Search the records below for the word "this". Pull out each line that has it.
>> begin TASK MATERIAL
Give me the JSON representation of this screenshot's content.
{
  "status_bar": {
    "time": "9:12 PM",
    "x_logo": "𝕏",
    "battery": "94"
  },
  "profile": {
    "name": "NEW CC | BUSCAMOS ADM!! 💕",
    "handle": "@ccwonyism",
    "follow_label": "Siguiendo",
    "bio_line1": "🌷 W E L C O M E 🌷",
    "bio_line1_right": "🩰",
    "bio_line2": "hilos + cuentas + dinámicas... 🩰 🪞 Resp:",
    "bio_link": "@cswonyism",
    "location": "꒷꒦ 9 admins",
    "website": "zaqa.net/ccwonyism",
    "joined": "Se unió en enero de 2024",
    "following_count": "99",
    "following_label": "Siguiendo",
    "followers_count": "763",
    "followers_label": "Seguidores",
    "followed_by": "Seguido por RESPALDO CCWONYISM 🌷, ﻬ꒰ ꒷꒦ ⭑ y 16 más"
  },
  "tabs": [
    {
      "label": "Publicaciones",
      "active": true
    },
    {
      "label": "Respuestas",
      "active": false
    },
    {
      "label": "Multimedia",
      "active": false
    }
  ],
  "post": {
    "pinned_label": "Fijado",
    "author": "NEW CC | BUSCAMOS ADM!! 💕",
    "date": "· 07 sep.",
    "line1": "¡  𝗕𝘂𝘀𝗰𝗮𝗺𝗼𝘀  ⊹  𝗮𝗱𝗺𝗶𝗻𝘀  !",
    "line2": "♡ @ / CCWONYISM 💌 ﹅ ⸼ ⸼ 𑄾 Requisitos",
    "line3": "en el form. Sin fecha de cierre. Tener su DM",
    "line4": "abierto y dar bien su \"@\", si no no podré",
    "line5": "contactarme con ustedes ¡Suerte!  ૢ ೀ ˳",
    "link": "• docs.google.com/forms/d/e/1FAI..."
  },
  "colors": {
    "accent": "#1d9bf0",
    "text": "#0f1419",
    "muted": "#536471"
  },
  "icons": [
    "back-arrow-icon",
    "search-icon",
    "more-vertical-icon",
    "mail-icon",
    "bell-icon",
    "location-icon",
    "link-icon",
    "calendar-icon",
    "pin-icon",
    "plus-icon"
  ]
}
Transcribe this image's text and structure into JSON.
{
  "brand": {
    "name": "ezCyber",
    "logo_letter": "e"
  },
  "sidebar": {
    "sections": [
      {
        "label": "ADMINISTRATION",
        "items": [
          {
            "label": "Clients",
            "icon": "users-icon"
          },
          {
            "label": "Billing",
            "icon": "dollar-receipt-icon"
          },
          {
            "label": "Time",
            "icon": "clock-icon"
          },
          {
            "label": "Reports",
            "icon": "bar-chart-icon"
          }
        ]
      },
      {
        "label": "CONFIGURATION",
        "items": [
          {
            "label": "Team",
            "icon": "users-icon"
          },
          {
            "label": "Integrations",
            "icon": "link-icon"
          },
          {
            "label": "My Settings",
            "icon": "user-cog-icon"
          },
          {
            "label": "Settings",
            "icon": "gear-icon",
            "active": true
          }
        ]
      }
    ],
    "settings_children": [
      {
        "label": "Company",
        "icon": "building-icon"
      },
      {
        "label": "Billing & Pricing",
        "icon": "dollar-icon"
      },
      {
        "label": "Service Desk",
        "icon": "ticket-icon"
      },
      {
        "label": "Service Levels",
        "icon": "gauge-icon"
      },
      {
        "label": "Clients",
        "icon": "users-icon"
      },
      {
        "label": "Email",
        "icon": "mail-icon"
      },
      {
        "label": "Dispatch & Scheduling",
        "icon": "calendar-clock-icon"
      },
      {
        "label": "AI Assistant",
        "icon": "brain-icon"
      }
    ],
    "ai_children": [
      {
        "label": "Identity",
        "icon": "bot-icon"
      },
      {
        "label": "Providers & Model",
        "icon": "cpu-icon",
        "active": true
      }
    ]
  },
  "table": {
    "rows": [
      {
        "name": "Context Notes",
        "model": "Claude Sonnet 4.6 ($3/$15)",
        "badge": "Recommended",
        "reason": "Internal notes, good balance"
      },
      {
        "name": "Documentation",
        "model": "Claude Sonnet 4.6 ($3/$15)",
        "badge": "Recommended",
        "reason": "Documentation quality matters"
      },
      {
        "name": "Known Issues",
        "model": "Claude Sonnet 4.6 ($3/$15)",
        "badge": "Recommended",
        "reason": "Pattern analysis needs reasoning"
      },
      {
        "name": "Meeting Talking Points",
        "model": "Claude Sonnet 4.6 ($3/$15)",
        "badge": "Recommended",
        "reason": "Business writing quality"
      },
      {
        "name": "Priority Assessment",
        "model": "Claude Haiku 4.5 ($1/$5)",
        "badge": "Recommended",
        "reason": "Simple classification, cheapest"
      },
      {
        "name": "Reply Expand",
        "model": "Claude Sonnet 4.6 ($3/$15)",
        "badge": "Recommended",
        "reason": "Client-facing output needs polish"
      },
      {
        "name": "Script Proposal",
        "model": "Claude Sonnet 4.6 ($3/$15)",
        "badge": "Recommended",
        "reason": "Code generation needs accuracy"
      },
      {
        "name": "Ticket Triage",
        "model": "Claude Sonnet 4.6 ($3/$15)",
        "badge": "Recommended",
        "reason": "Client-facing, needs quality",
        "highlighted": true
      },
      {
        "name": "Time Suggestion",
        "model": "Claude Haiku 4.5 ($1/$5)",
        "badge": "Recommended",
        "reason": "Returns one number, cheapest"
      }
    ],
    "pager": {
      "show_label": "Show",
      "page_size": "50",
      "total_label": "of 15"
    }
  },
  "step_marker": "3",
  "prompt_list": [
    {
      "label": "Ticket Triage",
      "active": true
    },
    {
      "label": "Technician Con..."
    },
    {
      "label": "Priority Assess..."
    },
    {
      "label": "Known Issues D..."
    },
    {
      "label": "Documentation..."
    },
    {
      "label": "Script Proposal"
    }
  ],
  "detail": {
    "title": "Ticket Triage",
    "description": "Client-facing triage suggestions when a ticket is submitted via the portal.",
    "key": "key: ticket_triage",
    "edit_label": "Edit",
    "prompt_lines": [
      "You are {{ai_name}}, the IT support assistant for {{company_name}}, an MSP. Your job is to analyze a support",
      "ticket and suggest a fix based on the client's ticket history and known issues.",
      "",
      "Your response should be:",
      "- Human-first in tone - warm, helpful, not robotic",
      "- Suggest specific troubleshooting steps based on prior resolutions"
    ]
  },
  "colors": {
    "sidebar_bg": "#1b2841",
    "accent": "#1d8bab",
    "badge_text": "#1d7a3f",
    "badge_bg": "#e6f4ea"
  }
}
>> end TASK MATERIAL
## COMPLETED EXERCISE
Give me the JSON representation of this screenshot's content.
Transcribe this image's text and structure into JSON.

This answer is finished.